Data entries:
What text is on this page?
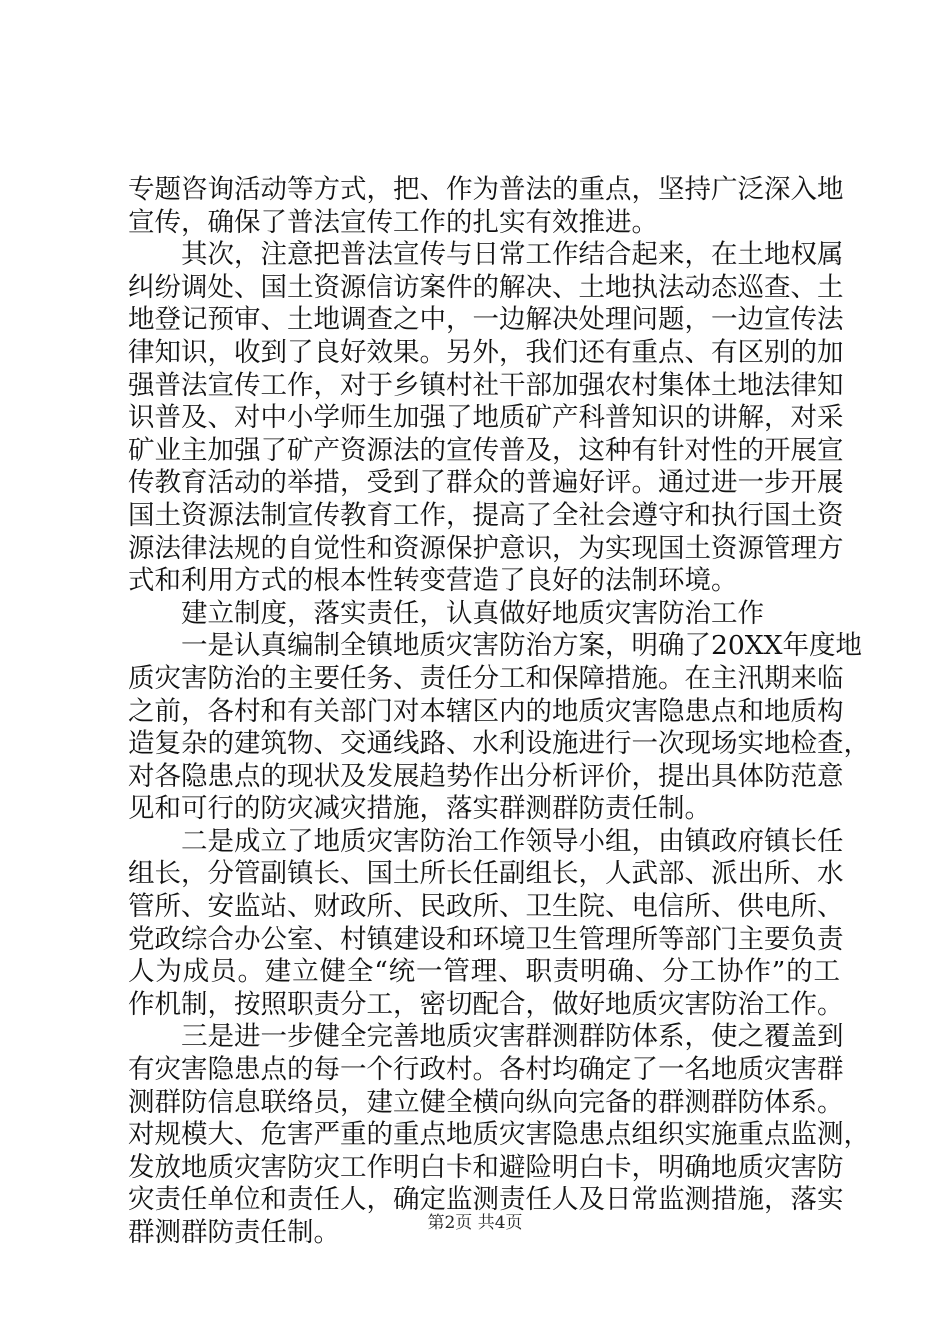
专题咨询活动等方式，把、作为普法的重点，坚持广泛深入地
宣传，确保了普法宣传工作的扎实有效推进。
其次，注意把普法宣传与日常工作结合起来，在土地权属
纠纷调处、国土资源信访案件的解决、土地执法动态巡查、土
地登记预审、土地调查之中，一边解决处理问题，一边宣传法
律知识，收到了良好效果。另外，我们还有重点、有区别的加
强普法宣传工作，对于乡镇村社干部加强农村集体土地法律知
识普及、对中小学师生加强了地质矿产科普知识的讲解，对采
矿业主加强了矿产资源法的宣传普及，这种有针对性的开展宣
传教育活动的举措，受到了群众的普遍好评。通过进一步开展
国土资源法制宣传教育工作，提高了全社会遵守和执行国土资
源法律法规的自觉性和资源保护意识，为实现国土资源管理方
式和利用方式的根本性转变营造了良好的法制环境。
建立制度，落实责任，认真做好地质灾害防治工作
一是认真编制全镇地质灾害防治方案，明确了20XX年度地
质灾害防治的主要任务、责任分工和保障措施。在主汛期来临
之前，各村和有关部门对本辖区内的地质灾害隐患点和地质构
造复杂的建筑物、交通线路、水利设施进行一次现场实地检查，
对各隐患点的现状及发展趋势作出分析评价，提出具体防范意
见和可行的防灾减灾措施，落实群测群防责任制。
二是成立了地质灾害防治工作领导小组，由镇政府镇长任
组长，分管副镇长、国土所长任副组长，人武部、派出所、水
管所、安监站、财政所、民政所、卫生院、电信所、供电所、
党政综合办公室、村镇建设和环境卫生管理所等部门主要负责
人为成员。建立健全“统一管理、职责明确、分工协作”的工
作机制，按照职责分工，密切配合，做好地质灾害防治工作。
三是进一步健全完善地质灾害群测群防体系，使之覆盖到
有灾害隐患点的每一个行政村。各村均确定了一名地质灾害群
测群防信息联络员，建立健全横向纵向完备的群测群防体系。
对规模大、危害严重的重点地质灾害隐患点组织实施重点监测，
发放地质灾害防灾工作明白卡和避险明白卡，明确地质灾害防
灾责任单位和责任人，确定监测责任人及日常监测措施，落实
群测群防责任制。	第2页 共4页
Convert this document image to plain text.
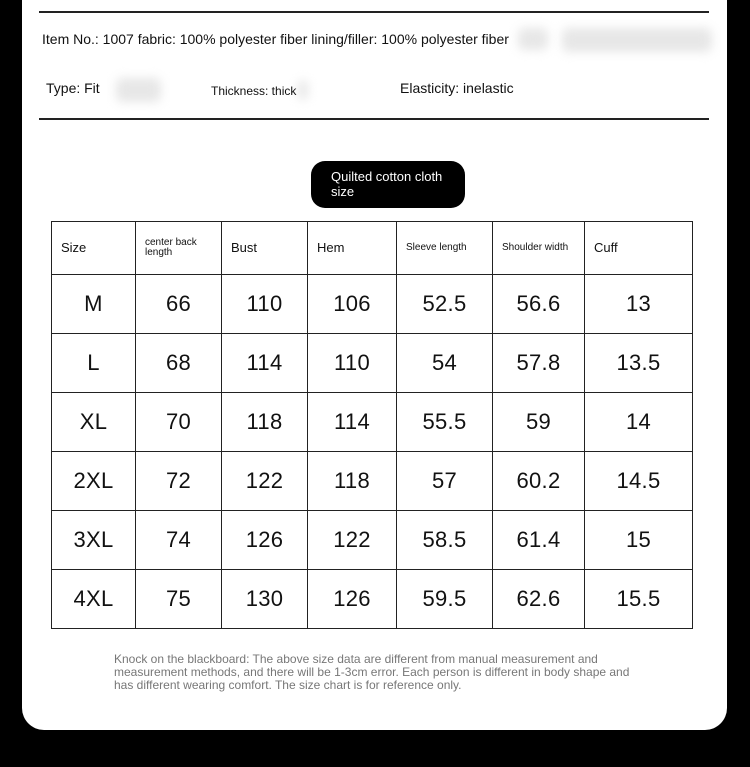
Item No.: 1007 fabric: 100% polyester fiber lining/filler: 100% polyester fiber
Type: Fit	Thickness: thick	Elasticity: inelastic
Quilted cotton cloth size
Size	center back length	Bust	Hem	Sleeve length	Shoulder width	Cuff
M	66	110	106	52.5	56.6	13
L	68	114	110	54	57.8	13.5
XL	70	118	114	55.5	59	14
2XL	72	122	118	57	60.2	14.5
3XL	74	126	122	58.5	61.4	15
4XL	75	130	126	59.5	62.6	15.5
Knock on the blackboard: The above size data are different from manual measurement and measurement methods, and there will be 1-3cm error. Each person is different in body shape and has different wearing comfort. The size chart is for reference only.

● **Exercise instructions**
Go to the line containing "Convert this document image to plain text.", then write out word for word every line from there to the end of the listing. Keep both end lines and drop the pictures.

● **Complete response**
Convert this document image to plain text.
Item No.: 1007 fabric: 100% polyester fiber lining/filler: 100% polyester fiber
Type: Fit	Thickness: thick	Elasticity: inelastic
Quilted cotton cloth size
Size	center back length	Bust	Hem	Sleeve length	Shoulder width	Cuff
M	66	110	106	52.5	56.6	13
L	68	114	110	54	57.8	13.5
XL	70	118	114	55.5	59	14
2XL	72	122	118	57	60.2	14.5
3XL	74	126	122	58.5	61.4	15
4XL	75	130	126	59.5	62.6	15.5
Knock on the blackboard: The above size data are different from manual measurement and measurement methods, and there will be 1-3cm error. Each person is different in body shape and has different wearing comfort. The size chart is for reference only.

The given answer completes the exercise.